*Task requirements*. Below are the records; locate each line with the word "text" and copy it.

Begin Information provided

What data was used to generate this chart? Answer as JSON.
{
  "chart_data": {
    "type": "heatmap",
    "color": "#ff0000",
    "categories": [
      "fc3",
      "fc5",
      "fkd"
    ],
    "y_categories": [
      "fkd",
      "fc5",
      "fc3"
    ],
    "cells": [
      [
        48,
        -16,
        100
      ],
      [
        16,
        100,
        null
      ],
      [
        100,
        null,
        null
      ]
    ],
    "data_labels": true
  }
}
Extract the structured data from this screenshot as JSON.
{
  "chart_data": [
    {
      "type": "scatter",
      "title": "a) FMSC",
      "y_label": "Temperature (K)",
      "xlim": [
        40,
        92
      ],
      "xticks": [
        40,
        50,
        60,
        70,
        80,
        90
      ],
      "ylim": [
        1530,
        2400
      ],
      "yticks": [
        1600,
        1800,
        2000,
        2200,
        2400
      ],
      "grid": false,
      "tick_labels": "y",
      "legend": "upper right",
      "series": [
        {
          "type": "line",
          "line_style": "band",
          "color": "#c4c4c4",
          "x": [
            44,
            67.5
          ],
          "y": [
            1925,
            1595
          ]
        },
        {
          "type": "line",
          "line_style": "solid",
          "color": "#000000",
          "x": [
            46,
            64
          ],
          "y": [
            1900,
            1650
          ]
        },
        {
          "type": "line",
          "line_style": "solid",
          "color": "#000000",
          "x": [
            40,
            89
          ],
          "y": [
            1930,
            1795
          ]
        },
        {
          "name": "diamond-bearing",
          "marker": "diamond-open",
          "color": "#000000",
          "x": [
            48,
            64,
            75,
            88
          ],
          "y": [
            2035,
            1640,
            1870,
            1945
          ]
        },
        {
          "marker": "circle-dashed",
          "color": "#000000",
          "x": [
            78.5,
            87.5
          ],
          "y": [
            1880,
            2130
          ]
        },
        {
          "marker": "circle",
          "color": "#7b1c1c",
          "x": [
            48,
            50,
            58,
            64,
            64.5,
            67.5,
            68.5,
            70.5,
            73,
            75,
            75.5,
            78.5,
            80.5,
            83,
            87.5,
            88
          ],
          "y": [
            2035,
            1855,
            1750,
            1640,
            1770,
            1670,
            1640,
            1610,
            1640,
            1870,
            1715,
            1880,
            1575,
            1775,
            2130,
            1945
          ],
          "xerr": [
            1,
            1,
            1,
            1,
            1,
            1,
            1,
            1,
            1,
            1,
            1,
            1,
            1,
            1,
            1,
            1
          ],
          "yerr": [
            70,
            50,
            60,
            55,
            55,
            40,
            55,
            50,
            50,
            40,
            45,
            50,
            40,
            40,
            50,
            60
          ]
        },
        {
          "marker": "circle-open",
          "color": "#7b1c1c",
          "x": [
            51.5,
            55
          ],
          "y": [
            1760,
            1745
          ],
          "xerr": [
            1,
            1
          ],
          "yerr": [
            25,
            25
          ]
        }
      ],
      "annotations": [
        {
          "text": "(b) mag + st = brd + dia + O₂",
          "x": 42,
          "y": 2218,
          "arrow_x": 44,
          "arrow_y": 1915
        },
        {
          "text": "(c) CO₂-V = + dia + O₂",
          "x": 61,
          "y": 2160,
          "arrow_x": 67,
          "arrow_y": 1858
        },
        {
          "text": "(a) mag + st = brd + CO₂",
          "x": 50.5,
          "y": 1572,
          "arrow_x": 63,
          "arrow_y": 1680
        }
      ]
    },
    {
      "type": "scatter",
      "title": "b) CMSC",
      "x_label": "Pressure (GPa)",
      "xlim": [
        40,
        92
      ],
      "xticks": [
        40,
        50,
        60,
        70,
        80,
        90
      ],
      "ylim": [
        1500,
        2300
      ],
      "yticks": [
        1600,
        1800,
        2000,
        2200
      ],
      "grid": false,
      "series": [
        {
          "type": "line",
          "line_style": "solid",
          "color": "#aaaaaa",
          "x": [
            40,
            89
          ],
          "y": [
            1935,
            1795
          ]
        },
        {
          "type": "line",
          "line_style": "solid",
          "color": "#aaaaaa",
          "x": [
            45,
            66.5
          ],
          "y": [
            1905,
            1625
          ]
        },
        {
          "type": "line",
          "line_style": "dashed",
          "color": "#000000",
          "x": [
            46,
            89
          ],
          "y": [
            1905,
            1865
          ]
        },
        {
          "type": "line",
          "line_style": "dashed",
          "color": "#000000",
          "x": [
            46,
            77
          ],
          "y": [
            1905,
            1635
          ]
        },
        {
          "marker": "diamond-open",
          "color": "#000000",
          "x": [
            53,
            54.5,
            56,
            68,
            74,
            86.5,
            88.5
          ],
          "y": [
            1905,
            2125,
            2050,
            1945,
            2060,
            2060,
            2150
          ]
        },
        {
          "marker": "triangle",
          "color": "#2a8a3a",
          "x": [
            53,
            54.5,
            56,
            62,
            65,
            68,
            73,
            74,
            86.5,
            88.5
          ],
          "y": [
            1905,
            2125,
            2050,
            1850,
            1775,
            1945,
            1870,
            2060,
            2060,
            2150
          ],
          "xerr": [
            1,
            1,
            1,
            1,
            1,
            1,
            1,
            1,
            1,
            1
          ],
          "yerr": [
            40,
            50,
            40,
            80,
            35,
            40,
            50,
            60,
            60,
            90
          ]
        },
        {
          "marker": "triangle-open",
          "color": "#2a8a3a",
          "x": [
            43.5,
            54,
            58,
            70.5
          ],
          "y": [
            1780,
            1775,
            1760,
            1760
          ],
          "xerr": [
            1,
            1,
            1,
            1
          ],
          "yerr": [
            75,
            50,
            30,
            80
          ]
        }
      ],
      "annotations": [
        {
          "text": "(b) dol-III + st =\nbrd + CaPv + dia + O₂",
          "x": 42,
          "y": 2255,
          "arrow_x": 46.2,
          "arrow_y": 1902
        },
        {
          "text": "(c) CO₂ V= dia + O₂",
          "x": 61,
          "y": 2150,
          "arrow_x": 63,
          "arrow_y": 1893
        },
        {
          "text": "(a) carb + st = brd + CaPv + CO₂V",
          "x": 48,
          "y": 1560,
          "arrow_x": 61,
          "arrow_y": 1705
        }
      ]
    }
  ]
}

End Information provided

*Task result*.
          "text": "(b) mag + st = brd + dia + O₂",
          "text": "(c) CO₂-V = + dia + O₂",
          "text": "(a) mag + st = brd + CO₂",
          "text": "(b) dol-III + st =\nbrd + CaPv + dia + O₂",
          "text": "(c) CO₂ V= dia + O₂",
          "text": "(a) carb + st = brd + CaPv + CO₂V",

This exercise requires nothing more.